Required task -
Once the pictures are set aside, transcribe the remaining data exactly.

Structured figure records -
----

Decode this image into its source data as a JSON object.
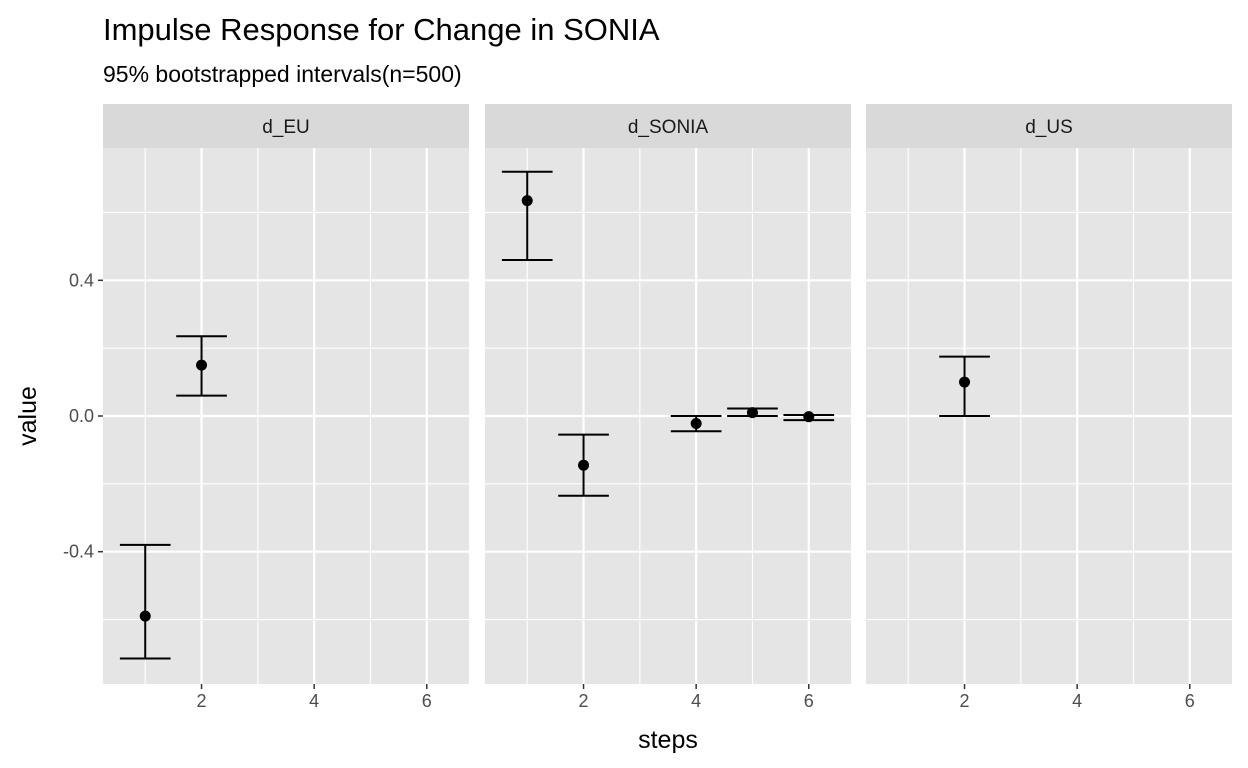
{
  "chart_data": {
    "type": "scatter",
    "title": "Impulse Response for Change in SONIA",
    "subtitle": "95% bootstrapped intervals(n=500)",
    "xlabel": "steps",
    "ylabel": "value",
    "xlim": [
      0.25,
      6.75
    ],
    "ylim": [
      -0.79,
      0.79
    ],
    "x_ticks": [
      2,
      4,
      6
    ],
    "y_ticks": [
      -0.4,
      0.0,
      0.4
    ],
    "y_tick_labels": [
      "-0.4",
      "0.0",
      "0.4"
    ],
    "grid": true,
    "panels": [
      {
        "name": "d_EU",
        "points": [
          {
            "x": 1,
            "y": -0.59,
            "lower": -0.715,
            "upper": -0.38
          },
          {
            "x": 2,
            "y": 0.15,
            "lower": 0.06,
            "upper": 0.235
          }
        ]
      },
      {
        "name": "d_SONIA",
        "points": [
          {
            "x": 1,
            "y": 0.635,
            "lower": 0.46,
            "upper": 0.72
          },
          {
            "x": 2,
            "y": -0.145,
            "lower": -0.235,
            "upper": -0.055
          },
          {
            "x": 4,
            "y": -0.022,
            "lower": -0.045,
            "upper": 0.0
          },
          {
            "x": 5,
            "y": 0.01,
            "lower": 0.0,
            "upper": 0.022
          },
          {
            "x": 6,
            "y": -0.002,
            "lower": -0.012,
            "upper": 0.003
          }
        ]
      },
      {
        "name": "d_US",
        "points": [
          {
            "x": 2,
            "y": 0.1,
            "lower": 0.0,
            "upper": 0.175
          }
        ]
      }
    ],
    "colors": {
      "panel_bg": "#e5e5e5",
      "strip_bg": "#d9d9d9",
      "grid": "#ffffff",
      "points": "#000000"
    }
  }
}
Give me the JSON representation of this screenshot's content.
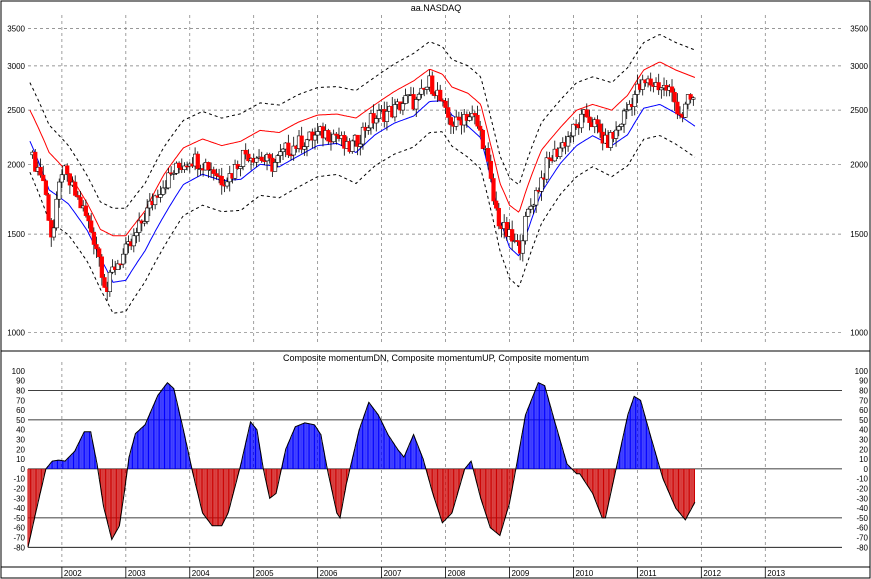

----

Complete output -
Decode this image into its source data as a JSON object.
{
  "chart_data": {
    "type": "scatter",
    "title": "Impulse Response for Change in SONIA",
    "subtitle": "95% bootstrapped intervals(n=500)",
    "xlabel": "steps",
    "ylabel": "value",
    "xlim": [
      0.25,
      6.75
    ],
    "ylim": [
      -0.79,
      0.79
    ],
    "x_ticks": [
      2,
      4,
      6
    ],
    "y_ticks": [
      -0.4,
      0.0,
      0.4
    ],
    "y_tick_labels": [
      "-0.4",
      "0.0",
      "0.4"
    ],
    "grid": true,
    "panels": [
      {
        "name": "d_EU",
        "points": [
          {
            "x": 1,
            "y": -0.59,
            "lower": -0.715,
            "upper": -0.38
          },
          {
            "x": 2,
            "y": 0.15,
            "lower": 0.06,
            "upper": 0.235
          }
        ]
      },
      {
        "name": "d_SONIA",
        "points": [
          {
            "x": 1,
            "y": 0.635,
            "lower": 0.46,
            "upper": 0.72
          },
          {
            "x": 2,
            "y": -0.145,
            "lower": -0.235,
            "upper": -0.055
          },
          {
            "x": 4,
            "y": -0.022,
            "lower": -0.045,
            "upper": 0.0
          },
          {
            "x": 5,
            "y": 0.01,
            "lower": 0.0,
            "upper": 0.022
          },
          {
            "x": 6,
            "y": -0.002,
            "lower": -0.012,
            "upper": 0.003
          }
        ]
      },
      {
        "name": "d_US",
        "points": [
          {
            "x": 2,
            "y": 0.1,
            "lower": 0.0,
            "upper": 0.175
          }
        ]
      }
    ],
    "colors": {
      "panel_bg": "#e5e5e5",
      "strip_bg": "#d9d9d9",
      "grid": "#ffffff",
      "points": "#000000"
    }
  }
}
Give me the JSON representation of this screenshot's content.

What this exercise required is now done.